**Exercises:**
(a) Answer these questions using the text on the Cleveland Council of Independent Schools:
(i) In what year was the council incorporated?
(ii) As of 2022, how many member schools does the council have?
(iii) In what region are its member schools located?
(b) From the text on the Cleveland Council of Independent Schools, extract the passage starting with "Group of independent" and going on through "Ohio, United States.".

------ Selected extract

= Cleveland Council of Independent Schools =

Group of independent schools in Ohio, US

The Cleveland Council of Independent Schools (CCIS) is a consortium of independent schools in Northeast Ohio, United States.

CCIS was incorporated in 1967 after several years of periodic meetings of the trustees and heads of four east side independent schools: Hathaway Brown, Hawken, Laurel and University School. As of 2022, the council now has 20 member schools, including coed and single-sex schools, Montessori schools, and boarding schools. Its mission statement is: "CCIS serves member schools and their constituents by promoting, supporting, and enhancing the value of independent education in Northeast Ohio through the facilitation of meaningful collaboration."

------------
------ Data excerpts

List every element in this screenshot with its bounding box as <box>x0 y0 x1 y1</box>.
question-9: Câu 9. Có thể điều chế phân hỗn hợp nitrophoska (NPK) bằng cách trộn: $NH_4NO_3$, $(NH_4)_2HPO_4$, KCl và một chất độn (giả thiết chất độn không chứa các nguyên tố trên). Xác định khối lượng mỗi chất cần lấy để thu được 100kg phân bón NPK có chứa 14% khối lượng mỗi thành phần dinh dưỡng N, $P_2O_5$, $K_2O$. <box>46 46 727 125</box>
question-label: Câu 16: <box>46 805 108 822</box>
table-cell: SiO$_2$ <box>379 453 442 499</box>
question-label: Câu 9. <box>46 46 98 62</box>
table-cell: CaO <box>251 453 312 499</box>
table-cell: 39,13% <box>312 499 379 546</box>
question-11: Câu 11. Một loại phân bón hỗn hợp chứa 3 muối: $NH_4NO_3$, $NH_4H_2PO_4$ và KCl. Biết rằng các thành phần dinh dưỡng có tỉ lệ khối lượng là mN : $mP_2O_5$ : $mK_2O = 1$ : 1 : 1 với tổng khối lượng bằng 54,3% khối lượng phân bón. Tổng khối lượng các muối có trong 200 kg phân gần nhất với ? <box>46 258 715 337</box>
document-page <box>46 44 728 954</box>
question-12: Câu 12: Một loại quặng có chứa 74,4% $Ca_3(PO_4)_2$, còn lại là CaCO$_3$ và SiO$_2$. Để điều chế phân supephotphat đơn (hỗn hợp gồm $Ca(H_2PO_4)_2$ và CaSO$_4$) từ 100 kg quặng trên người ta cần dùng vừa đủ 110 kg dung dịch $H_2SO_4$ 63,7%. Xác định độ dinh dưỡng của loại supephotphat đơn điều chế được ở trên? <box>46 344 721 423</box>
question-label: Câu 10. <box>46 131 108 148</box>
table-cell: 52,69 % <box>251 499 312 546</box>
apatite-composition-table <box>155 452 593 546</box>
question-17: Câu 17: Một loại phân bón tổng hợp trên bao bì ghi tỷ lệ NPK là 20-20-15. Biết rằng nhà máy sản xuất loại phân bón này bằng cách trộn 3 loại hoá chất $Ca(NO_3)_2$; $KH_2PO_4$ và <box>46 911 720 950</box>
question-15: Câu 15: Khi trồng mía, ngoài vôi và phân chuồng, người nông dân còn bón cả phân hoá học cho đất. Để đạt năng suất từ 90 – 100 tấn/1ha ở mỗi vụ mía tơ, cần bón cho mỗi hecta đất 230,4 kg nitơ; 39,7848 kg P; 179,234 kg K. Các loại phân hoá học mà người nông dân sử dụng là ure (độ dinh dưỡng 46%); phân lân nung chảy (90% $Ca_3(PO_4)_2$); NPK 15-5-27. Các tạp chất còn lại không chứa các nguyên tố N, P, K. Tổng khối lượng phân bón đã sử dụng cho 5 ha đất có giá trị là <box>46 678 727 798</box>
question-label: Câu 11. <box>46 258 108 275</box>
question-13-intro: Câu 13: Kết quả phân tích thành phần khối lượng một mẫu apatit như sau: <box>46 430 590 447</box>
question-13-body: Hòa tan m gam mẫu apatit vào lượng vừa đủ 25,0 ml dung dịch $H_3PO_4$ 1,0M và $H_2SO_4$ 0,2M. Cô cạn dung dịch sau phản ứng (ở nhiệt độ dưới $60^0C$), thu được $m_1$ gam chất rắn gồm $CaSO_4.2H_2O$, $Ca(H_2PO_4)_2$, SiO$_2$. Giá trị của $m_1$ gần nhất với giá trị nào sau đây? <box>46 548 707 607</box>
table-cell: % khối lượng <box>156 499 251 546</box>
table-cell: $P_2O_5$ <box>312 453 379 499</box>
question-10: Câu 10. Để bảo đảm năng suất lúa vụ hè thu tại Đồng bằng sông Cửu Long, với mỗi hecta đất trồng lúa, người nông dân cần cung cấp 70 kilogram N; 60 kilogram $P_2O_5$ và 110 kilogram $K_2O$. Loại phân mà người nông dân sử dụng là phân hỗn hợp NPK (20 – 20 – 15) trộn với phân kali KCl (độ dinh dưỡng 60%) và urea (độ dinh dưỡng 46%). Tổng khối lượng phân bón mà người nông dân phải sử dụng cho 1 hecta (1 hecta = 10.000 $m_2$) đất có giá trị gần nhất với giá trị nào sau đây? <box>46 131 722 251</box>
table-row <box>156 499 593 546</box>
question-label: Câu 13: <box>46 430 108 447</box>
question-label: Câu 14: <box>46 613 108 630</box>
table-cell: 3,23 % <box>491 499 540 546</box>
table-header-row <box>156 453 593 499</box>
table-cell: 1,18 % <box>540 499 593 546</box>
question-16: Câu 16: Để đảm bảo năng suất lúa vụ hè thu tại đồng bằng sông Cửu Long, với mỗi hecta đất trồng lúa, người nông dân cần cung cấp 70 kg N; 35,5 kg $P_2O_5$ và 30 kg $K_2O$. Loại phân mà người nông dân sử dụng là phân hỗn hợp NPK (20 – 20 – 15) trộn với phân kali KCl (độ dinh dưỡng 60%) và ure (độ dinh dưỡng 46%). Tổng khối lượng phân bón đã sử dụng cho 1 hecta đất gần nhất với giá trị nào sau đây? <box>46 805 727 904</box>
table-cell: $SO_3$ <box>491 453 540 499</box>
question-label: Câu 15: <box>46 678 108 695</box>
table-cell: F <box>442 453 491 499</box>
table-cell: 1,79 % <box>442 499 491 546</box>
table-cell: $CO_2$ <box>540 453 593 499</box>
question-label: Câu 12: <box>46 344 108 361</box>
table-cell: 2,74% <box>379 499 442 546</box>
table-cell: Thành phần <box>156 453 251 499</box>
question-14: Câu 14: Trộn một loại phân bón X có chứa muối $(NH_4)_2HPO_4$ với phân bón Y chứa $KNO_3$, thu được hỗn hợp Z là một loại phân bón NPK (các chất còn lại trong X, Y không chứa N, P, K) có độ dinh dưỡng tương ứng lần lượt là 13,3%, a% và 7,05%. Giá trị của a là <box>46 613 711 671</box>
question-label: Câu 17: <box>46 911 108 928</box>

------------

**Answers in order:**
(a)
(i) 1967
(ii) 20
(iii) Northeast Ohio

(b)
Group of independent schools in Ohio, US

The Cleveland Council of Independent Schools (CCIS) is a consortium of independent schools in Northeast Ohio, United States.